Which lines of the records contain "آمنة"? Collect every one of them.

> [Collected data]:
_____
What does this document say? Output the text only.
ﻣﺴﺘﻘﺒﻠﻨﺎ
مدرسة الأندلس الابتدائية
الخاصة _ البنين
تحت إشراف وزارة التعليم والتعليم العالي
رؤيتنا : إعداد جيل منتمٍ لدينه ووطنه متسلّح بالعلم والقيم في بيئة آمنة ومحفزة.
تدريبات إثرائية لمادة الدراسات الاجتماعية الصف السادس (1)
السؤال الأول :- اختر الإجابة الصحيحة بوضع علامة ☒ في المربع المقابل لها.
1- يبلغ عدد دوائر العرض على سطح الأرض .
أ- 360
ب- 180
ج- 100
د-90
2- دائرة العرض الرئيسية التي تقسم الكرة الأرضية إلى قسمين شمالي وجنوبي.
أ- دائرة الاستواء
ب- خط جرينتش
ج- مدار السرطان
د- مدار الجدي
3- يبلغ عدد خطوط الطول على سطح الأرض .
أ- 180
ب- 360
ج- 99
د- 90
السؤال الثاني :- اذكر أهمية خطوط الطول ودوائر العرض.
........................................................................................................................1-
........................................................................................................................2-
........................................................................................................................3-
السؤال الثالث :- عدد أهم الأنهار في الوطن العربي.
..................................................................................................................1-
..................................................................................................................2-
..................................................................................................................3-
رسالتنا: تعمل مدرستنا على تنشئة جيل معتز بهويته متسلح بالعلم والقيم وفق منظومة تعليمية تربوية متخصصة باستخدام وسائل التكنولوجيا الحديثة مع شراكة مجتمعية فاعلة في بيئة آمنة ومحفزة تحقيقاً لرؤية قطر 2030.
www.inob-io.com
_____
> [FINAL RESULT]:
رؤيتنا : إعداد جيل منتمٍ لدينه ووطنه متسلّح بالعلم والقيم في بيئة آمنة ومحفزة.
رسالتنا: تعمل مدرستنا على تنشئة جيل معتز بهويته متسلح بالعلم والقيم وفق منظومة تعليمية تربوية متخصصة باستخدام وسائل التكنولوجيا الحديثة مع شراكة مجتمعية فاعلة في بيئة آمنة ومحفزة تحقيقاً لرؤية قطر 2030.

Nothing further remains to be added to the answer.